MATERIAL PROVIDED>
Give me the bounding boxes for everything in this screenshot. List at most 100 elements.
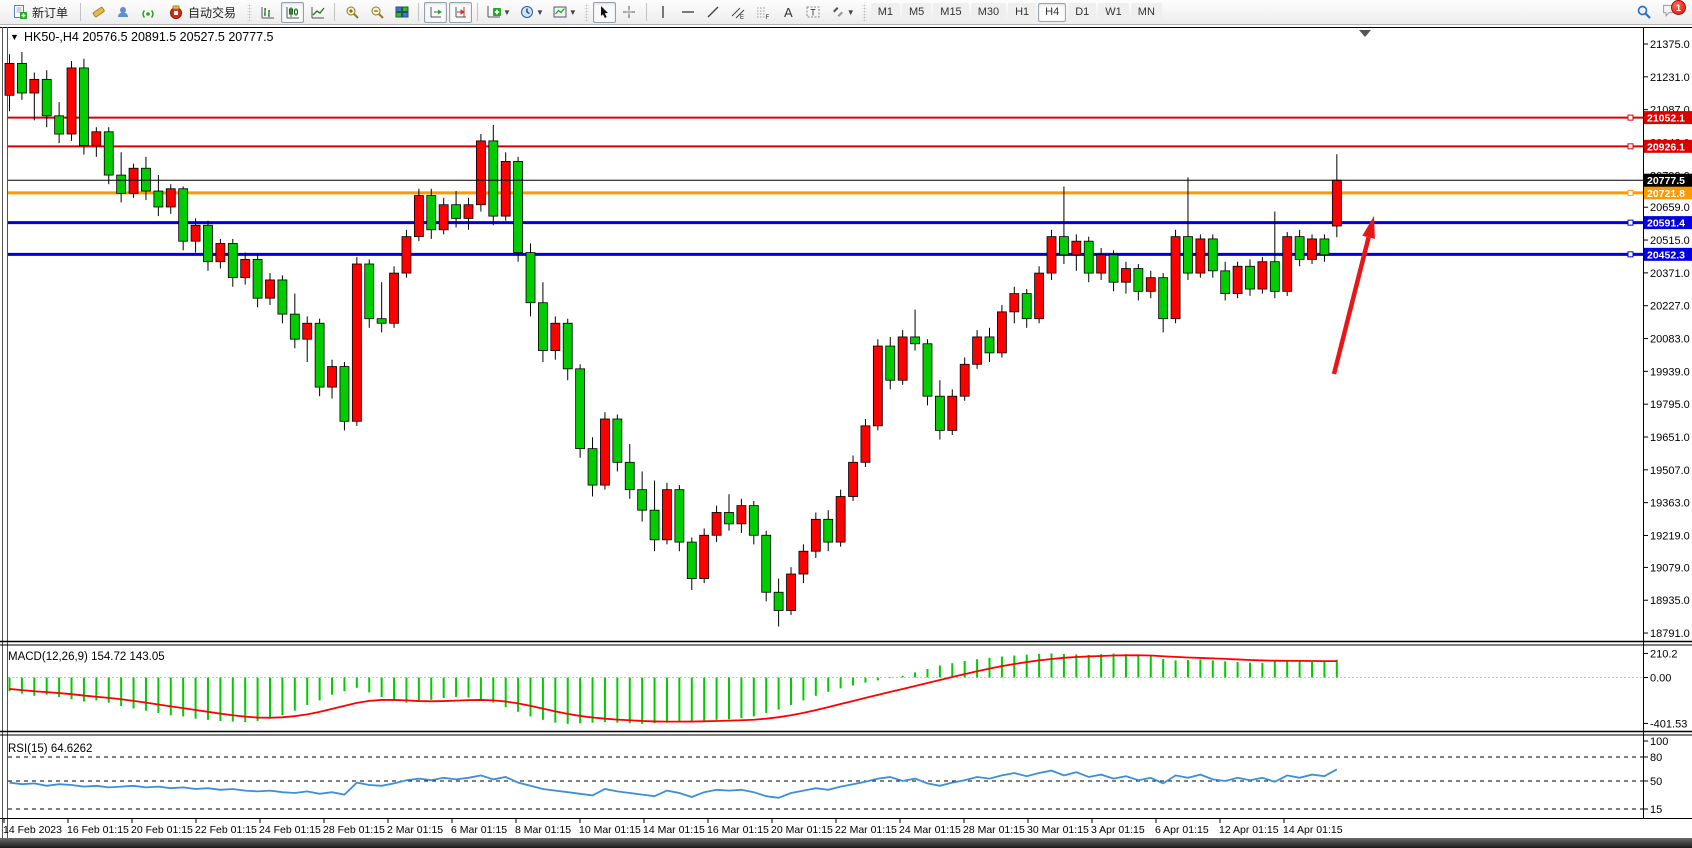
styler-button[interactable] <box>86 2 109 23</box>
autotrading-button[interactable]: 自动交易 <box>161 2 243 23</box>
timeframe-mn[interactable]: MN <box>1131 3 1162 22</box>
svg-text:18791.0: 18791.0 <box>1650 628 1690 640</box>
svg-text:22 Feb 01:15: 22 Feb 01:15 <box>195 824 257 836</box>
vertical-line-button[interactable] <box>652 2 675 23</box>
svg-text:28 Mar 01:15: 28 Mar 01:15 <box>963 824 1025 836</box>
trendline-button[interactable] <box>702 2 725 23</box>
svg-text:19795.0: 19795.0 <box>1650 399 1690 411</box>
cursor-button[interactable] <box>593 2 616 23</box>
svg-text:28 Feb 01:15: 28 Feb 01:15 <box>323 824 385 836</box>
new-order-button[interactable]: 新订单 <box>5 2 75 23</box>
timeframe-h4[interactable]: H4 <box>1038 3 1066 22</box>
auto-scroll-button[interactable] <box>424 2 447 23</box>
chart-area[interactable]: 21375.021231.021087.020943.020799.020659… <box>0 0 1692 848</box>
svg-text:20515.0: 20515.0 <box>1650 235 1690 247</box>
svg-text:16 Feb 01:15: 16 Feb 01:15 <box>67 824 129 836</box>
notification-badge: 1 <box>1671 0 1686 15</box>
signals-button[interactable] <box>136 2 159 23</box>
candles-icon <box>285 4 301 20</box>
bar-chart-icon <box>260 4 276 20</box>
timeframe-h1[interactable]: H1 <box>1008 3 1036 22</box>
svg-text:15: 15 <box>1650 804 1662 816</box>
zoom-out-button[interactable] <box>365 2 388 23</box>
svg-text:MACD(12,26,9) 154.72 143.05: MACD(12,26,9) 154.72 143.05 <box>8 651 165 663</box>
periods-button[interactable]: ▼ <box>516 2 547 23</box>
svg-text:2 Mar 01:15: 2 Mar 01:15 <box>387 824 443 836</box>
chart-shift-button[interactable] <box>449 2 472 23</box>
svg-text:10 Mar 01:15: 10 Mar 01:15 <box>579 824 641 836</box>
horizontal-line-button[interactable] <box>677 2 700 23</box>
svg-text:▼: ▼ <box>10 32 19 42</box>
timeframe-m5[interactable]: M5 <box>902 3 931 22</box>
svg-text:8 Mar 01:15: 8 Mar 01:15 <box>515 824 571 836</box>
svg-text:22 Mar 01:15: 22 Mar 01:15 <box>835 824 897 836</box>
autotrading-icon <box>168 4 184 20</box>
svg-text:24 Mar 01:15: 24 Mar 01:15 <box>899 824 961 836</box>
crosshair-button[interactable] <box>618 2 641 23</box>
svg-text:T: T <box>810 8 816 18</box>
svg-text:19939.0: 19939.0 <box>1650 366 1690 378</box>
crosshair-icon <box>621 4 637 20</box>
search-button[interactable] <box>1632 2 1655 23</box>
toolbar-grip <box>862 3 867 21</box>
timeframe-group: M1M5M15M30H1H4D1W1MN <box>870 2 1163 22</box>
svg-text:0.00: 0.00 <box>1650 673 1671 685</box>
toolbar-grip <box>247 3 252 21</box>
templates-button[interactable]: ▼ <box>549 2 580 23</box>
indicator-add-icon <box>486 4 502 20</box>
new-order-icon <box>12 4 28 20</box>
svg-text:20452.3: 20452.3 <box>1647 249 1685 261</box>
window-bottom-edge <box>0 838 1692 848</box>
line-chart-icon <box>310 4 326 20</box>
notifications-button[interactable]: 1 <box>1662 3 1682 21</box>
line-chart-button[interactable] <box>306 2 329 23</box>
channel-button[interactable]: E <box>727 2 750 23</box>
svg-text:14 Feb 2023: 14 Feb 2023 <box>3 824 62 836</box>
text-label-icon: T <box>805 4 821 20</box>
pencil-icon <box>90 4 106 20</box>
cursor-icon <box>596 4 612 20</box>
svg-text:19651.0: 19651.0 <box>1650 432 1690 444</box>
svg-text:HK50-,H4 20576.5 20891.5 2052: HK50-,H4 20576.5 20891.5 20527.5 20777.5 <box>24 30 274 44</box>
mt4-window: 21375.021231.021087.020943.020799.020659… <box>0 0 1692 848</box>
svg-text:19363.0: 19363.0 <box>1650 498 1690 510</box>
text-button[interactable]: A <box>777 2 800 23</box>
timeframe-m15[interactable]: M15 <box>933 3 968 22</box>
tiles-icon <box>394 4 410 20</box>
svg-text:20591.4: 20591.4 <box>1647 218 1685 230</box>
cloud-icon <box>115 4 131 20</box>
candlestick-button[interactable] <box>281 2 304 23</box>
svg-text:19219.0: 19219.0 <box>1650 530 1690 542</box>
chevron-down-icon: ▼ <box>536 8 544 17</box>
fibonacci-button[interactable]: F <box>752 2 775 23</box>
timeframe-m1[interactable]: M1 <box>871 3 900 22</box>
clock-icon <box>519 4 535 20</box>
tile-windows-button[interactable] <box>390 2 413 23</box>
vline-icon <box>655 4 671 20</box>
bar-chart-button[interactable] <box>256 2 279 23</box>
toolbar: 新订单 自动交易 ▼ ▼ ▼ E F A T ▼ <box>0 0 1692 25</box>
svg-text:16 Mar 01:15: 16 Mar 01:15 <box>707 824 769 836</box>
svg-text:21375.0: 21375.0 <box>1650 39 1690 51</box>
fibonacci-icon: F <box>755 4 771 20</box>
text-a-icon: A <box>780 4 796 20</box>
arrows-button[interactable]: ▼ <box>827 2 858 23</box>
timeframe-m30[interactable]: M30 <box>971 3 1006 22</box>
svg-text:50: 50 <box>1650 776 1662 788</box>
toolbar-separator <box>646 3 647 21</box>
toolbar-grip <box>584 3 589 21</box>
svg-text:19507.0: 19507.0 <box>1650 465 1690 477</box>
svg-text:20659.0: 20659.0 <box>1650 202 1690 214</box>
svg-text:3 Apr 01:15: 3 Apr 01:15 <box>1091 824 1145 836</box>
indicators-button[interactable]: ▼ <box>483 2 514 23</box>
zoom-in-button[interactable] <box>340 2 363 23</box>
trendline-icon <box>705 4 721 20</box>
svg-text:20777.5: 20777.5 <box>1647 175 1685 187</box>
text-label-button[interactable]: T <box>802 2 825 23</box>
community-button[interactable] <box>111 2 134 23</box>
new-order-label: 新订单 <box>32 4 68 21</box>
timeframe-w1[interactable]: W1 <box>1098 3 1129 22</box>
svg-text:24 Feb 01:15: 24 Feb 01:15 <box>259 824 321 836</box>
timeframe-d1[interactable]: D1 <box>1068 3 1096 22</box>
svg-text:20371.0: 20371.0 <box>1650 268 1690 280</box>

TASK REQUIREMENTS>
Can you reproduce the listing's lines verbatim, starting at the line that contains "styler-button[interactable] <box>86 2" and stopping after the line that contains "svg-text:18791.0: 18791.0 <box>1650"?

CORRECT OUTPUT>
styler-button[interactable] <box>86 2 109 23</box>
autotrading-button[interactable]: 自动交易 <box>161 2 243 23</box>
timeframe-mn[interactable]: MN <box>1131 3 1162 22</box>
svg-text:18791.0: 18791.0 <box>1650 628 1690 640</box>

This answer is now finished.